Task goal:
Determine which lines contain the word "典型例题", then copy those lines.

Data listing:
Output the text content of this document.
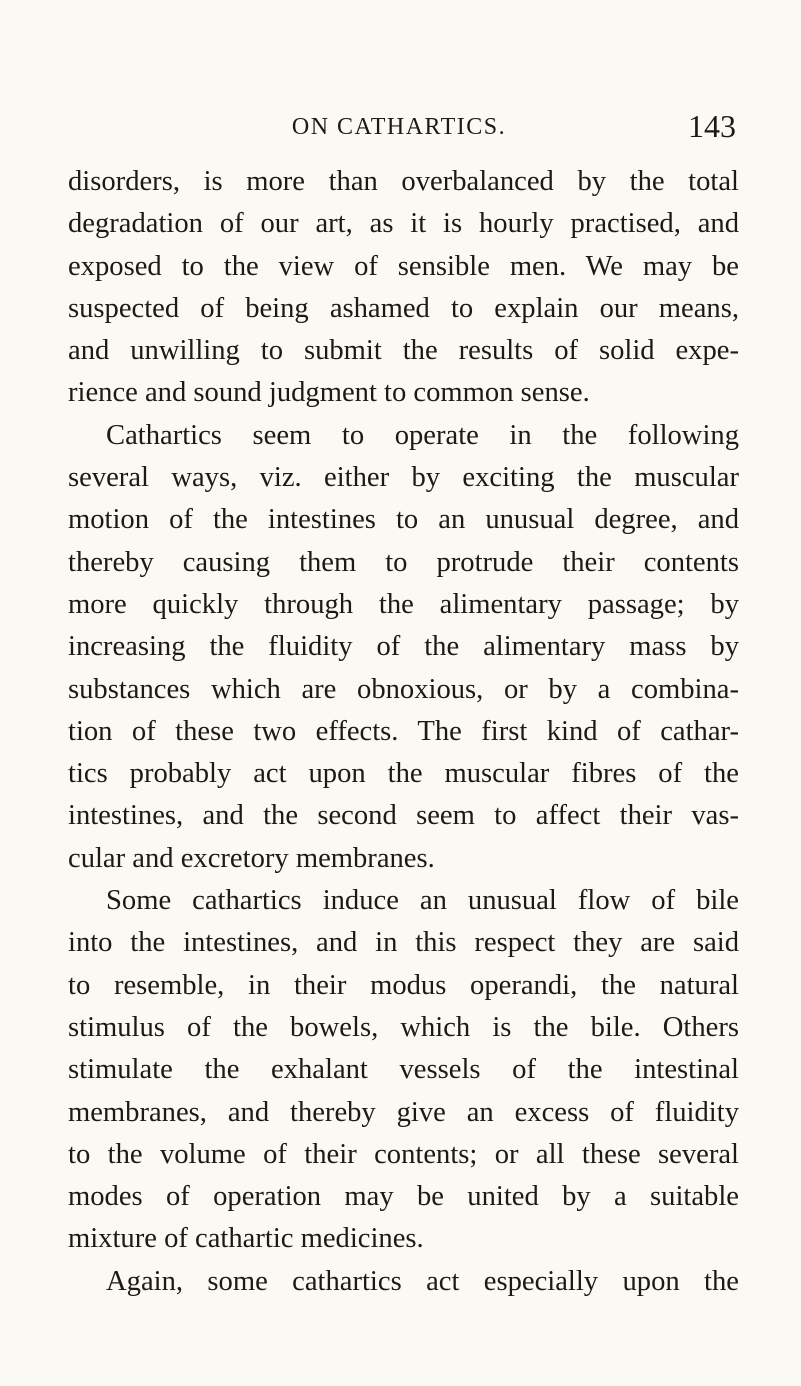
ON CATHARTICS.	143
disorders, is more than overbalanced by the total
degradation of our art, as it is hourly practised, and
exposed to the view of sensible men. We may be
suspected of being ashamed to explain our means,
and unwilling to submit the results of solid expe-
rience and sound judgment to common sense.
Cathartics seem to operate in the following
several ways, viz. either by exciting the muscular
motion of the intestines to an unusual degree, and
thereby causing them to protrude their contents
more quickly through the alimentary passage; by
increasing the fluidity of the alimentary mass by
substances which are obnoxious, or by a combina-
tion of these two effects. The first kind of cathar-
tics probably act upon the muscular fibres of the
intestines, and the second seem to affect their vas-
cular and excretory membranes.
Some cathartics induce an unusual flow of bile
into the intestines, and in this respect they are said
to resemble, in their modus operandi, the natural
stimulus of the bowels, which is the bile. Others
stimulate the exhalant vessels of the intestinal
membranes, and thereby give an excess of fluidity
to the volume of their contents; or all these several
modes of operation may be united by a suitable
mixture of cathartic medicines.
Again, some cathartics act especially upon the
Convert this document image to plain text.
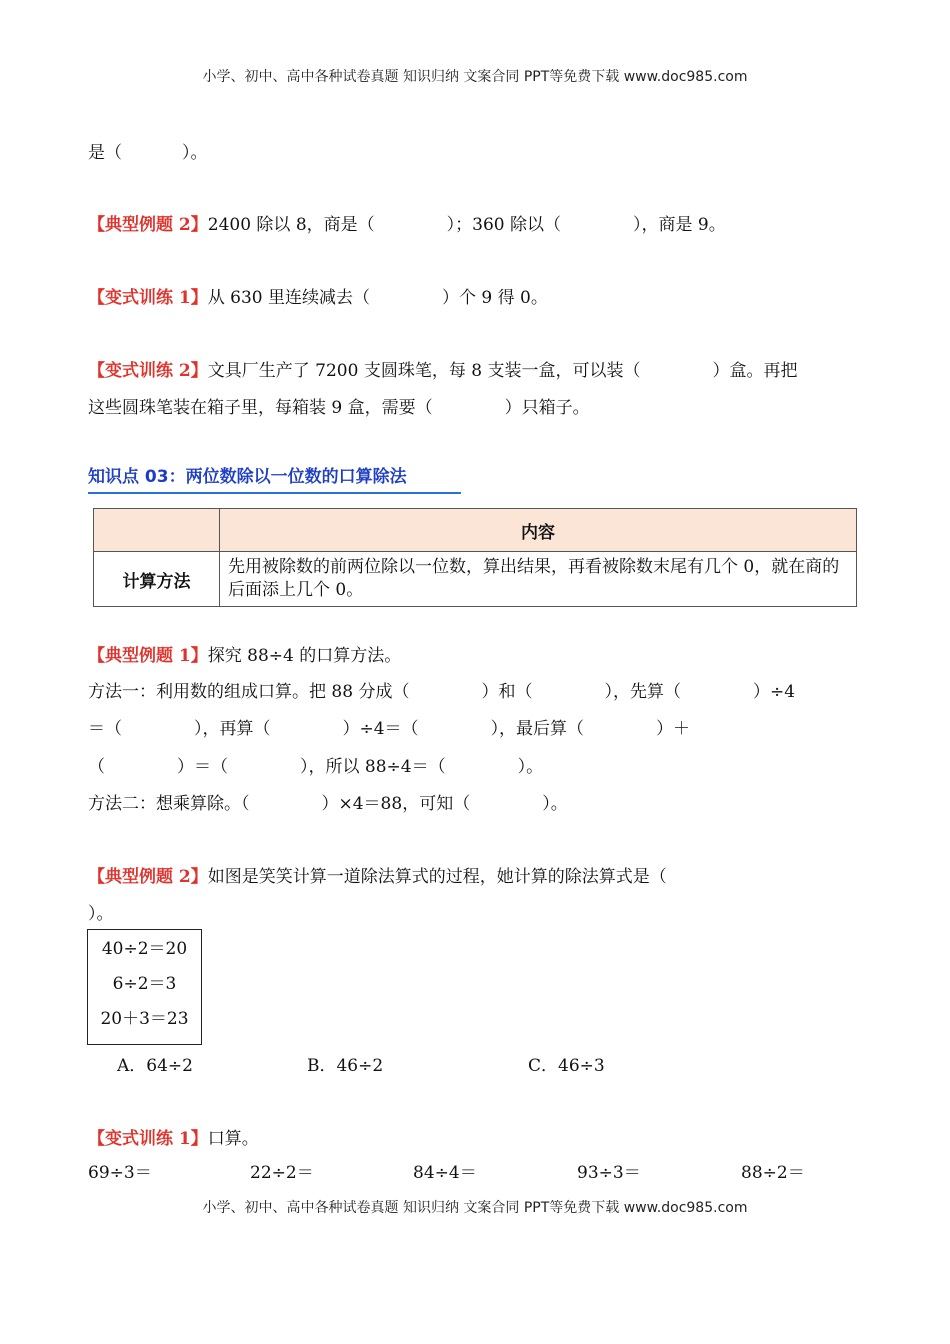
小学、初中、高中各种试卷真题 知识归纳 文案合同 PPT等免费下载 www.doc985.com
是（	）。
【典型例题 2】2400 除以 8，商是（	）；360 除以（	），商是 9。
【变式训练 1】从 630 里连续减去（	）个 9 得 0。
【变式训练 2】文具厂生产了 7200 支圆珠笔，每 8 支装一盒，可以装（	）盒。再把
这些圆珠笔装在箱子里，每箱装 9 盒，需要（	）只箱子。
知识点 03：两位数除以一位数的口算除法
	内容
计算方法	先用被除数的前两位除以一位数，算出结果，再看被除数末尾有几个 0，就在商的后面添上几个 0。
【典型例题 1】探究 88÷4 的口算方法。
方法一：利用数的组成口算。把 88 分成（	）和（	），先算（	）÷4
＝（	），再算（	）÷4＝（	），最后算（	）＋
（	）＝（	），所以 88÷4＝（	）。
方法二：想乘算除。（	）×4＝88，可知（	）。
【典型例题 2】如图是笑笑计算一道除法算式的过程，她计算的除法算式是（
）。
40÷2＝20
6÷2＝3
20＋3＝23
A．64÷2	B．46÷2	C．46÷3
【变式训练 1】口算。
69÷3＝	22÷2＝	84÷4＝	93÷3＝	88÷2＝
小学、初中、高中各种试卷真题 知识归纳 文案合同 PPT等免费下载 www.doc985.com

Solved exercise:
【典型例题 2】2400 除以 8，商是（	）；360 除以（	），商是 9。
【典型例题 1】探究 88÷4 的口算方法。
【典型例题 2】如图是笑笑计算一道除法算式的过程，她计算的除法算式是（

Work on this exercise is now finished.